* START ROWS *
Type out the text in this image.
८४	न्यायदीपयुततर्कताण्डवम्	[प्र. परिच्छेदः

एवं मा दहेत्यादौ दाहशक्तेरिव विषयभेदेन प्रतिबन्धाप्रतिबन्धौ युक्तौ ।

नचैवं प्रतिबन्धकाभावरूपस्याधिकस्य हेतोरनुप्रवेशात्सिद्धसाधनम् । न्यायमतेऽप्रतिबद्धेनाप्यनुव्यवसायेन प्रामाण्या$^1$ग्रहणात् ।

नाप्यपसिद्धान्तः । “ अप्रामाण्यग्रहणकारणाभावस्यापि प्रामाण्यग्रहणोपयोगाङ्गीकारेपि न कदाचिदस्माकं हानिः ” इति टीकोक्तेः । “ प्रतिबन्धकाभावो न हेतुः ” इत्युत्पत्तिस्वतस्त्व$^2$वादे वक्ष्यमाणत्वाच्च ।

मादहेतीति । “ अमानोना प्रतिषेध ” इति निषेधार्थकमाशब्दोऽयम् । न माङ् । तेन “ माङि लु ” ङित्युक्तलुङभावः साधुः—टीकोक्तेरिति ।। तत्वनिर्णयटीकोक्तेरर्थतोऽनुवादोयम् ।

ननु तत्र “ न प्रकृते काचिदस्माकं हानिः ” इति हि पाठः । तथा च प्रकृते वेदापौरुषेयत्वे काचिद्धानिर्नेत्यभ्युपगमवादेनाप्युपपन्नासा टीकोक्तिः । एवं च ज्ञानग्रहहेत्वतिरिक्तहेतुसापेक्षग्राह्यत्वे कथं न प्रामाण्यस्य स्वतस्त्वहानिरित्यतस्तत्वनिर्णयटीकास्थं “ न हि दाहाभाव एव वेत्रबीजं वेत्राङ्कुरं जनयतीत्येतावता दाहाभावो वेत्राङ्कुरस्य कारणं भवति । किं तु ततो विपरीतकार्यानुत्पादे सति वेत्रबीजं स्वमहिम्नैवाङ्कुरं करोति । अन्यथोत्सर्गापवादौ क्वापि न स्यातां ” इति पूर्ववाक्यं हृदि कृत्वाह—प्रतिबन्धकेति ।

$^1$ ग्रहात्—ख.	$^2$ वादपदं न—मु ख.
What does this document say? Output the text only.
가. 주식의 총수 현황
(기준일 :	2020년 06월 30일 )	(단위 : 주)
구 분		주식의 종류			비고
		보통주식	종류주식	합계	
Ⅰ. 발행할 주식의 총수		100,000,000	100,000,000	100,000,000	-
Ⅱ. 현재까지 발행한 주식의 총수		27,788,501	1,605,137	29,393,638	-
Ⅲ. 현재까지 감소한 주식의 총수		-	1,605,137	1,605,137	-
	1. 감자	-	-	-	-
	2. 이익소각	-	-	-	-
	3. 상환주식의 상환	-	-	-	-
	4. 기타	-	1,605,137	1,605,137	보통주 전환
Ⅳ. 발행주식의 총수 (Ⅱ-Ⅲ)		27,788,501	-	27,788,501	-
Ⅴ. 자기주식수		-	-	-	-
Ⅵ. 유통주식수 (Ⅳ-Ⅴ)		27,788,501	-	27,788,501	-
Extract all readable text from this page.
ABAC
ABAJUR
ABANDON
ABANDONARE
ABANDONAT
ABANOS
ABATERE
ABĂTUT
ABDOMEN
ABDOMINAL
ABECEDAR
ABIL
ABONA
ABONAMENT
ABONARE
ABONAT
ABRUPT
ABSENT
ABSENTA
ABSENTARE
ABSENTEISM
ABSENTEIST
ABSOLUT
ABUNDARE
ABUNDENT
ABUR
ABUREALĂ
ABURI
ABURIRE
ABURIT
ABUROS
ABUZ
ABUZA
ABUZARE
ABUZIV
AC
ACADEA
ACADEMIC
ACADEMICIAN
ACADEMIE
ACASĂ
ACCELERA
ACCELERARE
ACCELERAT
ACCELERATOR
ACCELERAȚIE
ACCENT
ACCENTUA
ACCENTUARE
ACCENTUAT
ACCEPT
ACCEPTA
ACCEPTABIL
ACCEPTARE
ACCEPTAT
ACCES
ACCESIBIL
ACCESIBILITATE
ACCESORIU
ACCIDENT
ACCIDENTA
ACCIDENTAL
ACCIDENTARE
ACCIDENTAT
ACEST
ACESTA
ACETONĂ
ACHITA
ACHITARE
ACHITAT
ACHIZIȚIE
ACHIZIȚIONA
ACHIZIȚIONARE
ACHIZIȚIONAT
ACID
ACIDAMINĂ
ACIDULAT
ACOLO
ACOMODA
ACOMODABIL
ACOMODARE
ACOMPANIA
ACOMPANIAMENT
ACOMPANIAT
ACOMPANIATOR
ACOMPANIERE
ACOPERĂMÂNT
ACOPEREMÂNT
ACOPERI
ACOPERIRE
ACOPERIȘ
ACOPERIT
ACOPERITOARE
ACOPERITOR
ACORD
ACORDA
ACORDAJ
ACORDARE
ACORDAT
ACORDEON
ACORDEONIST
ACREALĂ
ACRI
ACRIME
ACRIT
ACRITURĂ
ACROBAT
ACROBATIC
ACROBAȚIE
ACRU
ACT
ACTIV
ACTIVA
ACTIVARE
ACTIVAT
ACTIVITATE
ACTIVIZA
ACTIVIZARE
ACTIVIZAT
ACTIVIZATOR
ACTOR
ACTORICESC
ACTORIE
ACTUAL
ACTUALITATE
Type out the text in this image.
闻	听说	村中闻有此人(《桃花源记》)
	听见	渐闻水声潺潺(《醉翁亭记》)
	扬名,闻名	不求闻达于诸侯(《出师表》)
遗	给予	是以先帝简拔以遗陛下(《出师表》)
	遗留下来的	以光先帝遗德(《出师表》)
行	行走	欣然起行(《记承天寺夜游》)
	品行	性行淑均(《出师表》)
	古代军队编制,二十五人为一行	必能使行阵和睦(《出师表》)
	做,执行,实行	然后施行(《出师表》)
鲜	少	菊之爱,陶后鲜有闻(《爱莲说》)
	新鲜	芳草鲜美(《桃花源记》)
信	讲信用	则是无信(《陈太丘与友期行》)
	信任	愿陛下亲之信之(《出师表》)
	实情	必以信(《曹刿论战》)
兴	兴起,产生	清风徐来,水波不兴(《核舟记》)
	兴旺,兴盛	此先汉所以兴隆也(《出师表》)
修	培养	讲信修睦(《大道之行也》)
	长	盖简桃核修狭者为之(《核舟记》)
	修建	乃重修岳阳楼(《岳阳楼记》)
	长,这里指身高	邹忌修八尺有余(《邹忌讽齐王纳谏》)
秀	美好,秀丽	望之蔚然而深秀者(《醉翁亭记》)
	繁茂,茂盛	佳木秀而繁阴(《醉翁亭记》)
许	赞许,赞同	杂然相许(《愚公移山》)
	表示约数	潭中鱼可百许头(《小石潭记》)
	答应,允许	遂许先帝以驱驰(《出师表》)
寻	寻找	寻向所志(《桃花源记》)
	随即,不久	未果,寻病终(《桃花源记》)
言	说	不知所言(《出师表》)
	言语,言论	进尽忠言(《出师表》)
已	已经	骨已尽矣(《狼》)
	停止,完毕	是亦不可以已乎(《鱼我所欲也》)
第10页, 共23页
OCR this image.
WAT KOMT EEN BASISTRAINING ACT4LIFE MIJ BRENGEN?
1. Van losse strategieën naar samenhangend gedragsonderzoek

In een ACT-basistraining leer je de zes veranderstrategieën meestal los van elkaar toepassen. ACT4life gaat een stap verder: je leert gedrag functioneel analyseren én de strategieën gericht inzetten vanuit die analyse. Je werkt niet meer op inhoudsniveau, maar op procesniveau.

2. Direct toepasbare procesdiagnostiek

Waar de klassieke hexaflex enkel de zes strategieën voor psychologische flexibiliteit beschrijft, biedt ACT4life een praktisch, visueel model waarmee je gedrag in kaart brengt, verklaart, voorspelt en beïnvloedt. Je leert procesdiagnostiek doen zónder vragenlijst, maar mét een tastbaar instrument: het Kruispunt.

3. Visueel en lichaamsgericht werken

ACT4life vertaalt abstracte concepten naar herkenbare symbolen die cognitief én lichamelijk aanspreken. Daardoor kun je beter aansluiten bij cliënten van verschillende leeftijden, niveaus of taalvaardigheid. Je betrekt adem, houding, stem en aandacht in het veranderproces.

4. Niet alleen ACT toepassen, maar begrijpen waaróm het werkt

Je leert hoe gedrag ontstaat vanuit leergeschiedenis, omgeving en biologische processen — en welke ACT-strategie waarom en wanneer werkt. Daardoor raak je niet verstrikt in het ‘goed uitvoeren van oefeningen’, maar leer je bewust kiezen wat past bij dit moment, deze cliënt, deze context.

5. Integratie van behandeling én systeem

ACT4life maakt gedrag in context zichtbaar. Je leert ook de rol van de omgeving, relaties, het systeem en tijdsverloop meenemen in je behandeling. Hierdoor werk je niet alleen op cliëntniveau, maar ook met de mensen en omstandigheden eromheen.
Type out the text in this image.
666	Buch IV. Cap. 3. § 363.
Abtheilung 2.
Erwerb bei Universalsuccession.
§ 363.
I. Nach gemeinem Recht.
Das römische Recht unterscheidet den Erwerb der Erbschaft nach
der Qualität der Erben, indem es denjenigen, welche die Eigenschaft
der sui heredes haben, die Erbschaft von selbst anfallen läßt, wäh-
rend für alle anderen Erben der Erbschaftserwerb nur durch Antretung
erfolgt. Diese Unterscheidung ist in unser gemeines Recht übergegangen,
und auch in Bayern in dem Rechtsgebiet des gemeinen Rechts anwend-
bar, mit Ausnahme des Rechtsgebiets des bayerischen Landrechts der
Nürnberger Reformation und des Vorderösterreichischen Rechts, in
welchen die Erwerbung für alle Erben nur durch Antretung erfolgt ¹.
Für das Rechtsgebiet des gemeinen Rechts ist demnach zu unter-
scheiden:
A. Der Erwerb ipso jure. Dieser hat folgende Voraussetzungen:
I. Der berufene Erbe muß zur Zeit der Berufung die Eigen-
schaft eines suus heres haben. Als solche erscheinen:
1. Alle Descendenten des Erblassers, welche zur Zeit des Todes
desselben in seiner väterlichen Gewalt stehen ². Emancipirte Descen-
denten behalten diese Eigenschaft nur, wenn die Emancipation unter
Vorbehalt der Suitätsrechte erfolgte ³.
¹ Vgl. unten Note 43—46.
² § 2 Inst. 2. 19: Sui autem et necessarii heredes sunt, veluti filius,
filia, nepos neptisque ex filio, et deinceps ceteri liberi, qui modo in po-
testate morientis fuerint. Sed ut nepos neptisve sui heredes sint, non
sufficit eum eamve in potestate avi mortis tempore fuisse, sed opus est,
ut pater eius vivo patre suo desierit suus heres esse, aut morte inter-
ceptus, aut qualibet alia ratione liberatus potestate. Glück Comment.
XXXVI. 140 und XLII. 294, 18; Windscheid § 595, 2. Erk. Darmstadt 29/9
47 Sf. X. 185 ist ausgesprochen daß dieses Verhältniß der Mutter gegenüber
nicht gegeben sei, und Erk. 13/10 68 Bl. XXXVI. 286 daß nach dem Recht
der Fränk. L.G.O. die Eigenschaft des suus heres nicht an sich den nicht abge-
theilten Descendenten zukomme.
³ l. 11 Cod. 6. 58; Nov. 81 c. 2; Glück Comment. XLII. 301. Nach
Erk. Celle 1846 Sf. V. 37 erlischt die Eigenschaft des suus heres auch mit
* END ROWS *
### SET TASK
Locate the word "Zeit" in the records and collect each line it appears in.

### FINISHED ANSWER
I. Der berufene Erbe muß zur Zeit der Berufung die Eigen-
1. Alle Descendenten des Erblassers, welche zur Zeit des Todes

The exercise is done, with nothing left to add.